Task prompt:
Can you reproduce the obstetrical and gynecological care section word for word, from "Every woman resident" to "pregnancy is suspected."?

Exercise text:
==============================

Section 340.1550  Obstetrical and Gynecological Care


Every woman resident of child-bearing age shall receive routine obstetrical and gynecological evaluations as well as necessary prenatal care.  (Section 2-104(b) of the Act)  In addition, women residents shall be referred immediately for diagnosis whenever pregnancy is suspected.


a)         "Routine obstetrical evaluations" and "necessary prenatal care" shall include ata minimum, the following:


1)         Early diagnosis of pregnancy;


2)         A comprehensive health history, including menstrual history, methods of family planning that the patient has used, a detailed record of past pregnancies, and data on the current pregnancy that allow the physician to estimate the date of delivery;


3)         Identification of factors in the current pregnancy that help to identify the patient at high risk, such as maternal age, vaginal bleeding, edema, urinary infection, exposure to radiation and chemicals, ingestion of drugs and alcohol, and use of tobacco;


4)         A comprehensive physical examination, including an evaluation of nutritional status; determination of height, weight and blood pressure; examination of the head, breasts, heart, lungs, abdomen, pelvis, rectum, and extremities;


5)         The following laboratory tests, as early in pregnancy as possible. Findings obtained from the history and physical examination may determine the need for additional laboratory evaluations:


A)        Hemoglobin or hematocrit measurement;


B)        Urinalysis, including microscopic examination or culture;


C)        Blood group and Rh type determination;


D)        Antibody screen;


E)        Rubella antibody titer measurement;


F)         Syphilis screen;


G)        Cervical cytology; and


H)        Viral hepatitis (HBsAg) testing;


6)         A risk assessment that, based on the findings of the history and physical examination, should indicate any risk factors that may require special management, such as cardiovascular disease, maternal age more than 35 years, neurologic disorder, or congenital abnormalities;


7)         Return visits, the frequency of which will be determined by the resident's needs and risk factors.  A woman with an uncomplicated pregnancy shall be seen every four weeks for the first 28 weeks of pregnancy, every two to three weeks until 36 weeks of gestation, and weekly thereafter;


8)         Determinations of blood pressure, measured fundal height, fetal heart rate, and, in later months, fetal presentation, and urinalysis for albumin and glucose.  Hemoglobin or hematocrit level shall be measured again early in the third trimester.  Glucose screening is recommended for women who are 30 years of age or older;


9)         Evaluation and monitoring of nutritional status and habits;


10)         Education for health promotion and maintenance;


11)         Counseling concerning exercise and childbirth education programs; and


12)         Postpartum review and evaluation four to eight weeks after delivery, including determination of weight and blood pressure and assessment of status of breasts, abdomen, and external and internal genitalia.

==============================

Raw data:

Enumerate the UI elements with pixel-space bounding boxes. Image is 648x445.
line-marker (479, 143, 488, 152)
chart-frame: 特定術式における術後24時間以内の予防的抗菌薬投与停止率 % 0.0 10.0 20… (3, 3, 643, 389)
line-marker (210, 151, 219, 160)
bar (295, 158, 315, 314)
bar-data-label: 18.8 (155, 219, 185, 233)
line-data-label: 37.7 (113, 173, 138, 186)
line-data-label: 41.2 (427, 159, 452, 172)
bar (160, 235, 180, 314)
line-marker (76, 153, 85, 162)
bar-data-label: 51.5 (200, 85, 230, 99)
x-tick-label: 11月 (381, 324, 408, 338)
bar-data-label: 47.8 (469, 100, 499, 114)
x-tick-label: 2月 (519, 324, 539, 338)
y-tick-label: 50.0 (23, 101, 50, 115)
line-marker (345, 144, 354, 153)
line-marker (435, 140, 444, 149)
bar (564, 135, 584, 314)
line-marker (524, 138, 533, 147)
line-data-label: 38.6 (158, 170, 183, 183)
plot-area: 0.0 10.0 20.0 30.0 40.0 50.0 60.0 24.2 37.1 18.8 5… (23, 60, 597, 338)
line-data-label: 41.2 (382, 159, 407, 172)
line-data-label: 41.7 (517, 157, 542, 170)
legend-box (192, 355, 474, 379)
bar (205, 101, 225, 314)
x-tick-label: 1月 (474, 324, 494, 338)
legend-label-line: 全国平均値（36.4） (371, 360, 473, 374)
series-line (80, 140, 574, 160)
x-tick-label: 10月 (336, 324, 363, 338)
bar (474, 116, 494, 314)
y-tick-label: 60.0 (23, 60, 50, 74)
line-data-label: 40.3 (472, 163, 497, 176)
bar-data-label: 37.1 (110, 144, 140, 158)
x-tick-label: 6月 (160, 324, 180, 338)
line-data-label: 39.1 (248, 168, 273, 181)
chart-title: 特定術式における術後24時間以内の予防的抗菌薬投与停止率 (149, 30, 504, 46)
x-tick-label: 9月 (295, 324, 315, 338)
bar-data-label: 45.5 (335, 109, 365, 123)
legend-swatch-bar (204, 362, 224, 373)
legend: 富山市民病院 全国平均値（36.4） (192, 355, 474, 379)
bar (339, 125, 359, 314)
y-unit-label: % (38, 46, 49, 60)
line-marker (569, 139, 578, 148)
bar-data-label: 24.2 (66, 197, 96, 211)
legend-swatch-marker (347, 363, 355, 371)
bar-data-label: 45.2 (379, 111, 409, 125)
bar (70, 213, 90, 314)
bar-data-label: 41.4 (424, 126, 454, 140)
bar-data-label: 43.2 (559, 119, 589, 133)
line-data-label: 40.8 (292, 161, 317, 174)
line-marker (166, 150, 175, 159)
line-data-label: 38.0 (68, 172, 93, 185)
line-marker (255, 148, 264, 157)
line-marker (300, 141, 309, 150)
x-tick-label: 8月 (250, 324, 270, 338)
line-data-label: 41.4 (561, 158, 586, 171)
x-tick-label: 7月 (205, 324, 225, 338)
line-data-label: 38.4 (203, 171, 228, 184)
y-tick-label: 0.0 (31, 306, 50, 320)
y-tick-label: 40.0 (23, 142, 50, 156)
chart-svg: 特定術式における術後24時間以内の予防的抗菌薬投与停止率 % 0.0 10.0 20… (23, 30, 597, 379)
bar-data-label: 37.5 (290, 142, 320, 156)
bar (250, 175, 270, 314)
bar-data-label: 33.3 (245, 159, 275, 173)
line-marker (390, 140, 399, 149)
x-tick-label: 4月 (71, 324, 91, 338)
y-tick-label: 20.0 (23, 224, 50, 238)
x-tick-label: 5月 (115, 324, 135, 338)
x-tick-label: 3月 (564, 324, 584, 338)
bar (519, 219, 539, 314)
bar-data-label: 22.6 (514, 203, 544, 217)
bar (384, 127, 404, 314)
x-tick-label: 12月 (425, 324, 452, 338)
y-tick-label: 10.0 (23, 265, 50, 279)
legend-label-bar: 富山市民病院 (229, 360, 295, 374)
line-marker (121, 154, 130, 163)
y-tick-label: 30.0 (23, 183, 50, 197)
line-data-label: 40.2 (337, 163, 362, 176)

==============================

Answer section:
Every woman resident of child-bearing age shall receive routine obstetrical and gynecological evaluations as well as necessary prenatal care.  (Section 2-104(b) of the Act)  In addition, women residents shall be referred immediately for diagnosis whenever pregnancy is suspected.